◆ Request: List every line of the records below that contains the word "each", copying those lines in full.
____ Data records
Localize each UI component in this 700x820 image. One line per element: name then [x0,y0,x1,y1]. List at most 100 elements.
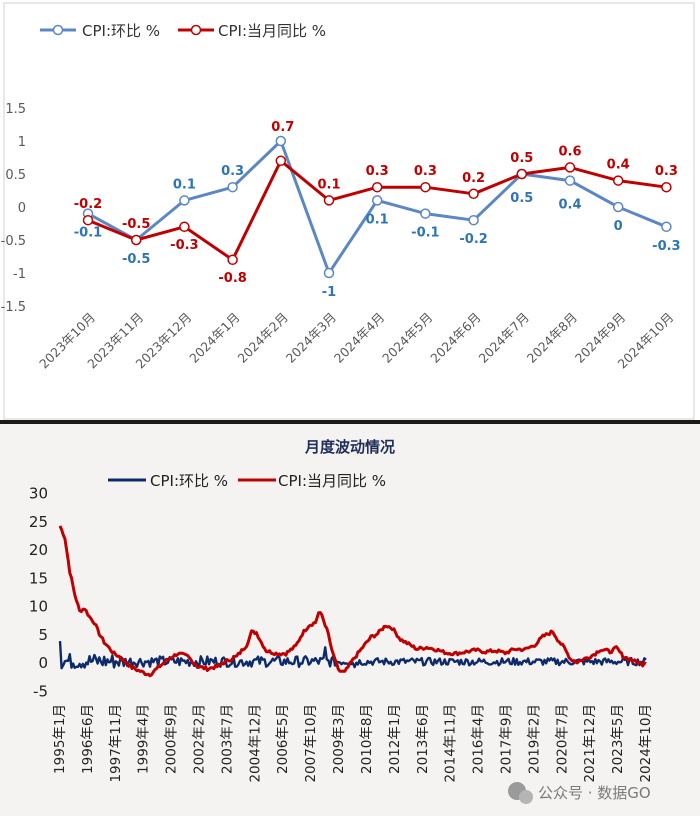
data-point-mom [323,267,335,279]
data-point-yoy [468,188,479,200]
x-tick-label: 1999年4月 [136,704,152,774]
data-label-mom: 0.1 [173,177,196,192]
y-tick-label: -5 [33,682,48,700]
legend-item-mom: CPI:环比 % [108,472,228,490]
x-tick-label: 2021年12月 [582,704,598,783]
x-tick-label: 2002年2月 [192,704,208,774]
x-tick-label: 2003年7月 [219,704,235,774]
y-tick-label: 5 [38,626,48,644]
x-tick-label: 1995年1月 [52,704,68,774]
data-label-yoy: 0.4 [607,158,630,173]
data-point-mom [420,208,431,219]
chart-title: 月度波动情况 [304,438,395,456]
y-tick-label: -1 [13,267,26,282]
x-tick-label: 2009年3月 [331,704,347,774]
legend-item-mom: CPI:环比 % [40,22,160,40]
data-label-mom: 0.3 [221,164,244,179]
x-tick-label: 1997年11月 [108,704,124,783]
data-label-mom: 0.5 [510,191,533,206]
x-tick-label: 2016年4月 [471,704,487,774]
y-tick-label: 0 [38,654,48,672]
data-label-yoy: -0.5 [122,217,150,232]
data-point-yoy [516,168,528,180]
y-tick-label: 10 [29,598,48,616]
data-point-mom [564,175,576,186]
data-point-yoy [564,162,576,173]
y-tick-label: -1.5 [1,300,26,315]
data-point-mom [661,221,672,233]
y-tick-label: 1.5 [5,102,26,117]
x-tick-label: 2012年1月 [387,704,403,774]
legend-item-yoy: CPI:当月同比 % [238,472,386,490]
data-point-yoy [275,155,287,167]
y-tick-label: 0 [18,201,26,216]
watermark: 公众号 · 数据GO [508,782,651,804]
data-label-mom: -0.1 [74,226,102,241]
data-label-mom: -1 [322,285,336,300]
x-tick-label: 2007年10月 [303,704,319,783]
panel-divider [0,420,700,426]
legend-marker [52,24,64,36]
x-tick-label: 2004年12月 [247,704,263,783]
data-label-yoy: 0.2 [462,171,485,186]
data-label-yoy: 0.5 [510,151,533,166]
data-label-mom: -0.3 [652,239,680,254]
x-tick-label: 2013年6月 [415,704,431,774]
data-point-yoy [130,234,142,246]
y-tick-label: -0.5 [1,234,26,249]
data-point-mom [179,195,190,206]
x-tick-label: 2006年5月 [275,704,291,774]
y-tick-label: 25 [29,513,48,531]
data-point-yoy [420,181,431,193]
data-label-yoy: 0.6 [558,144,581,159]
x-tick-label: 2024年10月 [638,704,654,783]
data-label-mom: 0.1 [366,212,389,227]
data-label-yoy: 0.3 [414,164,437,179]
x-tick-label: 2014年11月 [443,704,459,783]
chart-recent-months: 1.5 1 0.5 0 -0.5 -1 -1.5 CPI:环比 % CPI:当月同比 % 2023… [1,2,695,420]
data-label-mom: 0.4 [558,198,581,213]
data-label-yoy: -0.2 [74,197,102,212]
watermark-text: 公众号 · 数据GO [538,784,651,802]
data-point-yoy [227,254,238,266]
legend-marker [190,24,202,36]
data-label-yoy: 0.7 [271,120,294,135]
y-tick-label: 20 [29,541,48,559]
data-point-mom [275,135,287,147]
data-point-mom [227,181,238,193]
legend-label: CPI:当月同比 % [218,22,326,40]
data-label-yoy: 0.3 [366,164,389,179]
chart-frame [3,2,695,420]
chart-monthly-history: 月度波动情况 30 25 20 15 10 5 0 -5 CPI:环比 % CPI:当月同比 % 19… [0,424,700,816]
data-point-mom [371,195,383,206]
data-point-yoy [82,214,94,226]
data-point-yoy [612,175,624,186]
legend-label: CPI:环比 % [82,22,160,40]
data-point-mom [612,201,624,213]
x-tick-label: 2017年9月 [498,704,514,774]
wechat-icon-bubble [519,790,533,804]
data-point-yoy [323,195,335,206]
data-label-mom: 0 [614,219,623,234]
data-label-yoy: -0.3 [170,238,198,253]
x-tick-label: 2020年7月 [554,704,570,774]
y-tick-label: 30 [29,485,48,503]
data-point-yoy [179,221,190,233]
data-point-mom [468,214,479,226]
x-tick-label: 1996年6月 [80,704,96,774]
legend-label: CPI:当月同比 % [278,472,386,490]
series-line-mom [58,641,647,670]
data-label-mom: -0.5 [122,252,150,267]
x-tick-label: 2000年9月 [164,704,180,774]
legend-item-yoy: CPI:当月同比 % [178,22,326,40]
data-label-mom: -0.2 [459,232,487,247]
data-label-yoy: -0.8 [218,271,246,286]
data-label-yoy: 0.3 [655,164,678,179]
data-label-mom: -0.1 [411,226,439,241]
y-tick-label: 0.5 [5,168,26,183]
x-tick-label: 2010年8月 [359,704,375,774]
y-tick-label: 1 [18,135,26,150]
data-label-yoy: 0.1 [317,177,340,192]
x-tick-label: 2023年5月 [610,704,626,774]
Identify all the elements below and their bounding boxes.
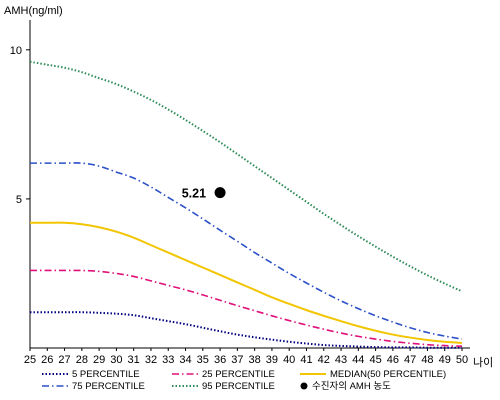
legend-item: MEDIAN(50 PERCENTILE) [300,369,446,380]
x-tick-label: 32 [145,354,157,366]
x-tick-label: 39 [266,354,278,366]
legend-label: 수진자의 AMH 농도 [312,381,391,392]
y-tick-label: 5 [16,194,22,206]
series-line-95-percentile [29,60,463,293]
legend-item: 25 PERCENTILE [172,369,275,380]
x-tick-label: 27 [58,354,70,366]
y-tick-label: 10 [10,45,22,57]
x-tick-label: 42 [318,354,330,366]
x-axis-label: 나이 [473,356,493,369]
series-line-75-percentile [30,162,463,340]
x-tick-label: 44 [352,354,364,366]
legend-item: 95 PERCENTILE [172,381,275,392]
x-tick-label: 46 [387,354,399,366]
annotation-group: 5.21 [182,187,226,201]
x-tick-label: 28 [76,354,88,366]
series-line-median-50-percentile [30,221,463,344]
x-tick-label: 40 [283,354,295,366]
legend-label: 75 PERCENTILE [72,381,145,392]
x-tick-label: 48 [421,354,433,366]
x-tick-label: 35 [197,354,209,366]
x-tick-label: 36 [214,354,226,366]
x-tick-label: 49 [439,354,451,366]
y-axis-label: AMH(ng/ml) [4,5,63,17]
legend-label: 25 PERCENTILE [202,369,275,380]
legend-label: 5 PERCENTILE [72,369,140,380]
series-line-5-percentile [29,311,463,349]
x-tick-label: 25 [24,354,36,366]
x-tick-label: 37 [231,354,243,366]
x-tick-label: 38 [249,354,261,366]
legend-label: MEDIAN(50 PERCENTILE) [330,369,446,380]
legend-item: 5 PERCENTILE [42,369,140,380]
y-ticks: 5 10 [10,45,30,206]
series-lines [29,60,463,349]
legend-item: 75 PERCENTILE [42,381,145,392]
x-tick-label: 26 [41,354,53,366]
x-tick-label: 33 [162,354,174,366]
legend-marker [300,382,308,390]
x-tick-label: 34 [179,354,191,366]
x-tick-label: 45 [369,354,381,366]
patient-amh-value-label: 5.21 [182,187,206,201]
legend-label: 95 PERCENTILE [202,381,275,392]
legend-item: 수진자의 AMH 농도 [300,381,391,392]
x-tick-label: 47 [404,354,416,366]
legend: 5 PERCENTILE 25 PERCENTILE MEDIAN(50 PERCE… [42,369,446,392]
patient-amh-point [214,187,226,199]
x-tick-label: 31 [128,354,140,366]
x-ticks: 25 26 27 28 29 30 31 32 33 34 35 36 37 38 39 40 41 42 43 44… [24,348,468,366]
x-tick-label: 50 [456,354,468,366]
x-tick-label: 43 [335,354,347,366]
series-line-25-percentile [29,269,463,348]
x-tick-label: 29 [93,354,105,366]
x-tick-label: 41 [300,354,312,366]
x-tick-label: 30 [110,354,122,366]
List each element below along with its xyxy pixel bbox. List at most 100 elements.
________
◆ Problem solution:
Localize each UI component in this 700x820 image. One line per element: name then [x0,y0,x1,y1]. List at most 100 elements.
List each element below along with its xyxy pixel bbox. List at most 100 elements.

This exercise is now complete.